### WRITTEN INSTRUCTION 1
Give the lines of the listing from the line with "UI element localization: list" to the line with "Bar [168, 408, 411, 452]", both included, as a JSON list of strings, one string per line and no blank lines. Leave the pictures out.

Like Robin and the Doctor in their bow-and-arrow battle, the Doctor Who creative team is hitting one bullseye after another. (Let’s just hope this season doesn’t share that archery target’s fate and blow up in the end!)
“Robot of Sherwood” is a winning blend of swashbuckling and silliness. I’ve never shared Clara’s fascination with Robin Hood, but Mark Gatiss’ sparkling script and the cast’s whole-heartedly enthusiastic performances made me a very merry man.
“Stories Can Make Us Fly”
I appreciated this episode’s attention to the power of story—a theme Doctor Who has explored before, but one that can’t ever be exhausted. What a delight to see the Doctor, who was so certain he’d uncovered the truth behind the myth of Robin Hood, slowly realize the tales about the Prince of Thieves are true! No, they don’t present the whole story—not one word about ruthless, disintegration ray-shooting robots—but they preserve the core truth: In dark days when wrongdoers had the upper hand, one man stood up to be counted, and defended what was right.

### WRITTEN INSTRUCTION 2
Quote the review of "Robot of Sherwood" from "Like Robin and" to "in the end!)".

### GIVEN DATA
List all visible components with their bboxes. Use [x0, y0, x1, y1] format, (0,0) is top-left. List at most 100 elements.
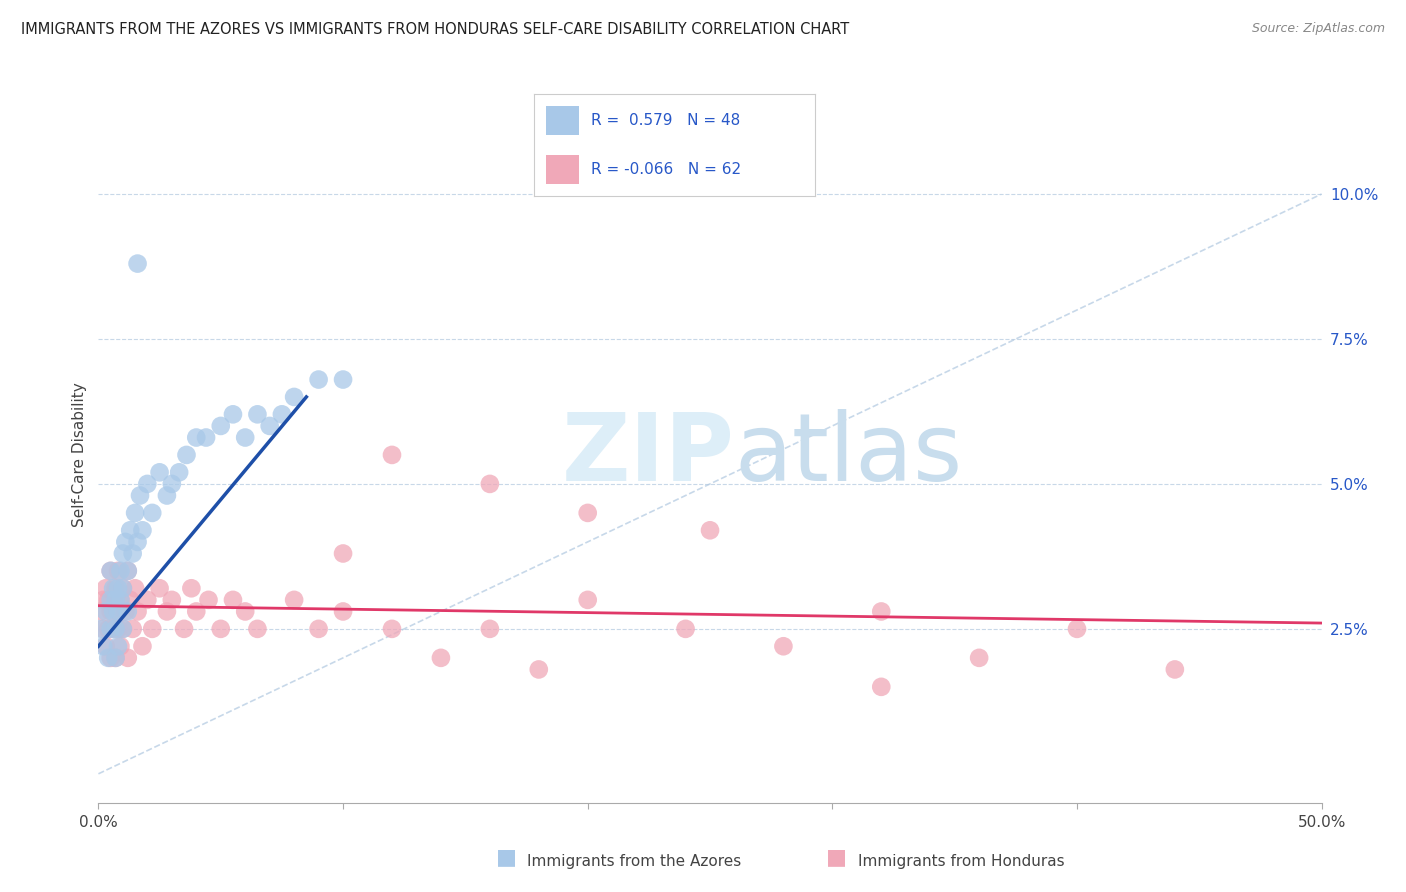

...

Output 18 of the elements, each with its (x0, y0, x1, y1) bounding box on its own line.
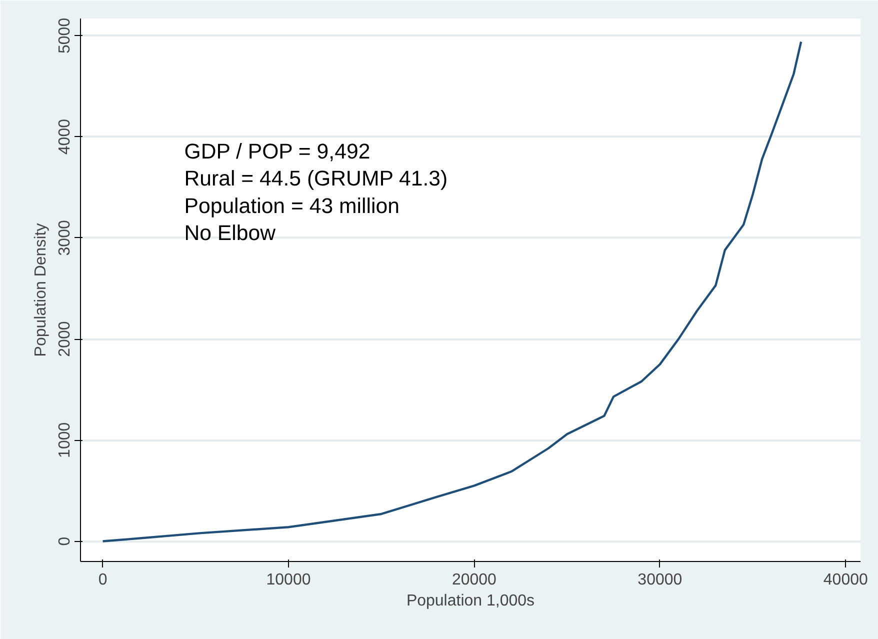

* * *

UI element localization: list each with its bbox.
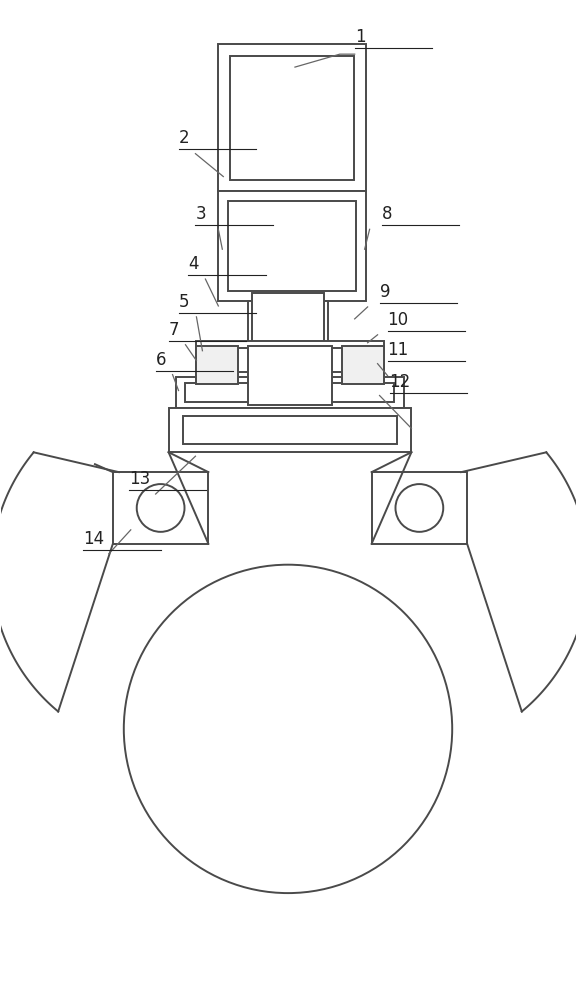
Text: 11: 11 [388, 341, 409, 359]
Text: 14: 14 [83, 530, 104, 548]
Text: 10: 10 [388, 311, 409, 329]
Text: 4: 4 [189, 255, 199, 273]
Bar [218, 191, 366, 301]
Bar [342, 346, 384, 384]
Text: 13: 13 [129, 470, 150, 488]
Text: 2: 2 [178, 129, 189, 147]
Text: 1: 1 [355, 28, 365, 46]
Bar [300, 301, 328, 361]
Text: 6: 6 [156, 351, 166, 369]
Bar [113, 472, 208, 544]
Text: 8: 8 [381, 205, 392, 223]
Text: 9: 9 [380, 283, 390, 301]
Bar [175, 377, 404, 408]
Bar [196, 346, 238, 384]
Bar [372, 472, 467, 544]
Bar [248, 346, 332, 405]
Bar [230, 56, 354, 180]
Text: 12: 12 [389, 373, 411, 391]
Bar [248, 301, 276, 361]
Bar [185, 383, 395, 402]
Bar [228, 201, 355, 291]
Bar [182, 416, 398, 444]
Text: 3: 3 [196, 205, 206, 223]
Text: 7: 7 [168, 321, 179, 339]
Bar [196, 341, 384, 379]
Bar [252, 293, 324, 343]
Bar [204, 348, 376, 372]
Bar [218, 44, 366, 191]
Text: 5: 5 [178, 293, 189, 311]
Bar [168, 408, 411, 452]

### RESULT 1
[
  "UI element localization: list each with its bbox.",
  "Text: 11: 11 [388, 341, 409, 359]",
  "Text: 14: 14 [83, 530, 104, 548]",
  "Text: 10: 10 [388, 311, 409, 329]",
  "Text: 4: 4 [189, 255, 199, 273]",
  "Bar [218, 191, 366, 301]",
  "Bar [342, 346, 384, 384]",
  "Text: 13: 13 [129, 470, 150, 488]",
  "Text: 2: 2 [178, 129, 189, 147]",
  "Text: 1: 1 [355, 28, 365, 46]",
  "Bar [300, 301, 328, 361]",
  "Text: 6: 6 [156, 351, 166, 369]",
  "Bar [113, 472, 208, 544]",
  "Text: 8: 8 [381, 205, 392, 223]",
  "Text: 9: 9 [380, 283, 390, 301]",
  "Bar [175, 377, 404, 408]",
  "Bar [196, 346, 238, 384]",
  "Bar [372, 472, 467, 544]",
  "Bar [248, 346, 332, 405]",
  "Bar [230, 56, 354, 180]",
  "Text: 12: 12 [389, 373, 411, 391]",
  "Bar [248, 301, 276, 361]",
  "Bar [185, 383, 395, 402]",
  "Bar [228, 201, 355, 291]",
  "Bar [182, 416, 398, 444]",
  "Text: 3: 3 [196, 205, 206, 223]",
  "Text: 7: 7 [168, 321, 179, 339]",
  "Bar [196, 341, 384, 379]",
  "Bar [252, 293, 324, 343]",
  "Bar [204, 348, 376, 372]",
  "Bar [218, 44, 366, 191]",
  "Text: 5: 5 [178, 293, 189, 311]",
  "Bar [168, 408, 411, 452]"
]

### RESULT 2
Like Robin and the Doctor in their bow-and-arrow battle, the Doctor Who creative team is hitting one bullseye after another. (Let’s just hope this season doesn’t share that archery target’s fate and blow up in the end!)